- EXTRACTED ENTRIES:
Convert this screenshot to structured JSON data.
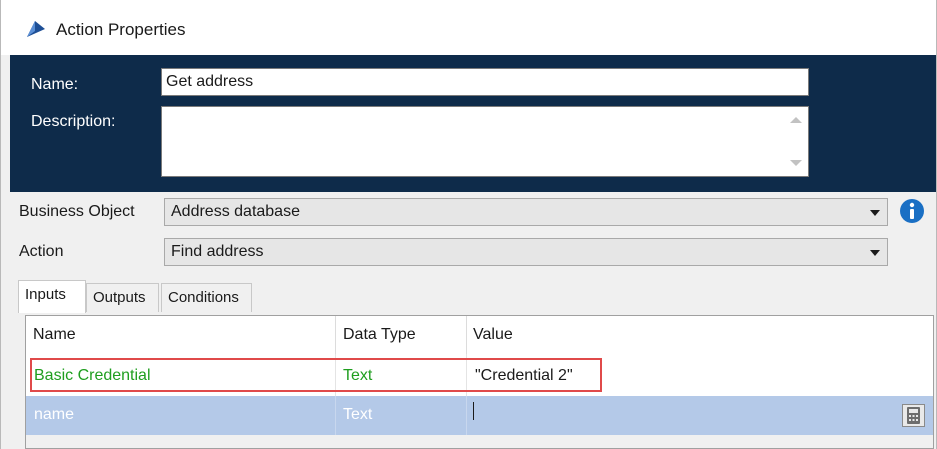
{
  "window": {
    "title": "Action Properties",
    "icon": "action-stage-icon"
  },
  "header": {
    "name_label": "Name:",
    "name_value": "Get address",
    "description_label": "Description:",
    "description_value": ""
  },
  "form": {
    "business_object_label": "Business Object",
    "business_object_value": "Address database",
    "action_label": "Action",
    "action_value": "Find address",
    "info_icon": "info-icon"
  },
  "tabs": [
    {
      "label": "Inputs",
      "active": true
    },
    {
      "label": "Outputs",
      "active": false
    },
    {
      "label": "Conditions",
      "active": false
    }
  ],
  "grid": {
    "headers": [
      "Name",
      "Data Type",
      "Value"
    ],
    "rows": [
      {
        "name": "Basic Credential",
        "type": "Text",
        "value": "\"Credential 2\"",
        "color": "#1f9e1f",
        "highlighted": true
      },
      {
        "name": "name",
        "type": "Text",
        "value": "",
        "color": "#ffffff",
        "selected": true
      }
    ],
    "row_action_icon": "calculator-icon"
  },
  "colors": {
    "header_band": "#0e2b4a",
    "selected_row": "#b4c9e8",
    "highlight_border": "#e04a4a",
    "credential_text": "#1f9e1f",
    "info_blue": "#1a6fc4"
  }
}
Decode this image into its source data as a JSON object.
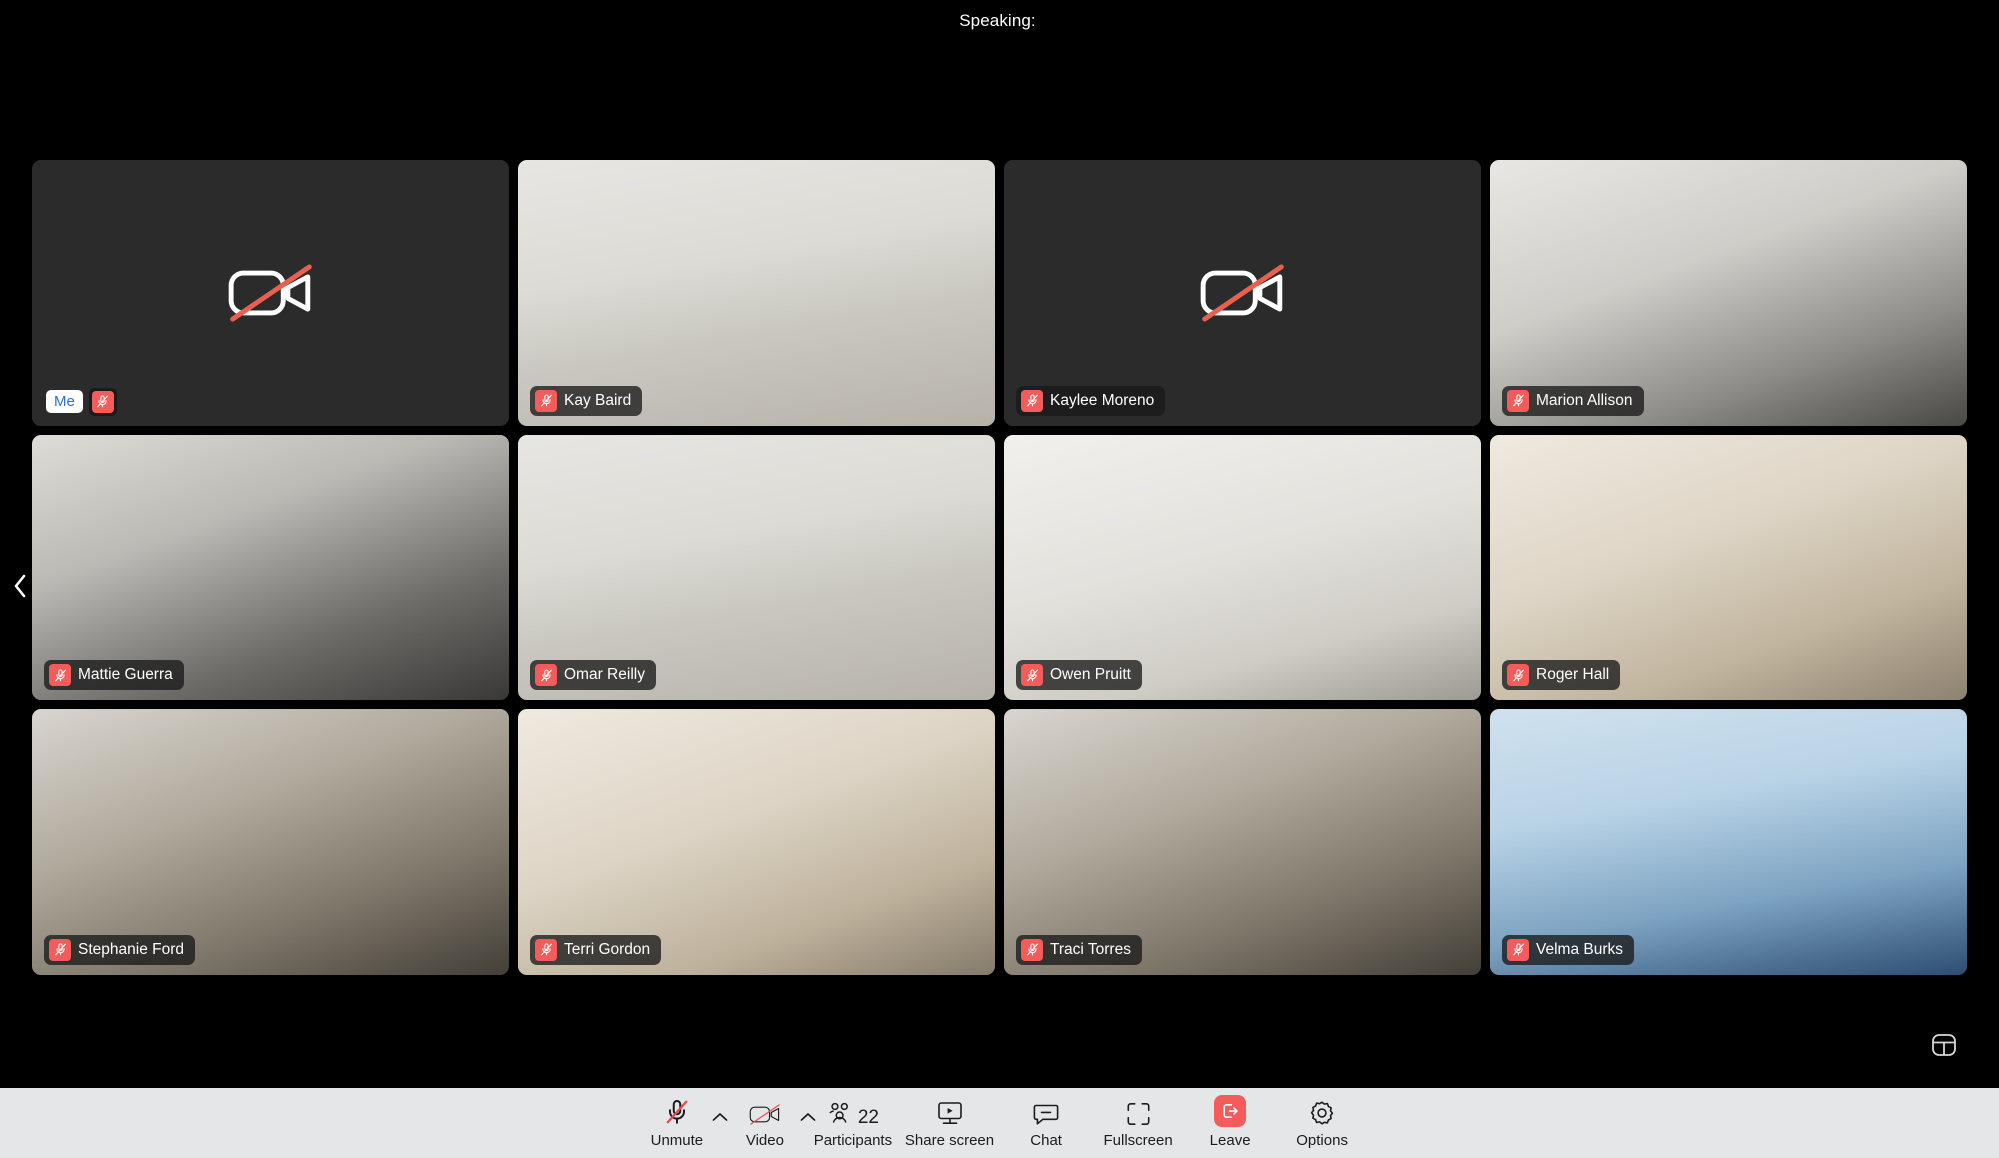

- SHORT EXERCISE: Transcribe all the lines above exactly, apart from the pictures.

- OUTPUT FOR THIS TASK:
Convert this screenshot to structured JSON data.
{
  "window": {
    "title": "Action Properties",
    "icon": "action-stage-icon"
  },
  "header": {
    "name_label": "Name:",
    "name_value": "Get address",
    "description_label": "Description:",
    "description_value": ""
  },
  "form": {
    "business_object_label": "Business Object",
    "business_object_value": "Address database",
    "action_label": "Action",
    "action_value": "Find address",
    "info_icon": "info-icon"
  },
  "tabs": [
    {
      "label": "Inputs",
      "active": true
    },
    {
      "label": "Outputs",
      "active": false
    },
    {
      "label": "Conditions",
      "active": false
    }
  ],
  "grid": {
    "headers": [
      "Name",
      "Data Type",
      "Value"
    ],
    "rows": [
      {
        "name": "Basic Credential",
        "type": "Text",
        "value": "\"Credential 2\"",
        "color": "#1f9e1f",
        "highlighted": true
      },
      {
        "name": "name",
        "type": "Text",
        "value": "",
        "color": "#ffffff",
        "selected": true
      }
    ],
    "row_action_icon": "calculator-icon"
  },
  "colors": {
    "header_band": "#0e2b4a",
    "selected_row": "#b4c9e8",
    "highlight_border": "#e04a4a",
    "credential_text": "#1f9e1f",
    "info_blue": "#1a6fc4"
  }
}
Decode this image into its source data as a JSON object.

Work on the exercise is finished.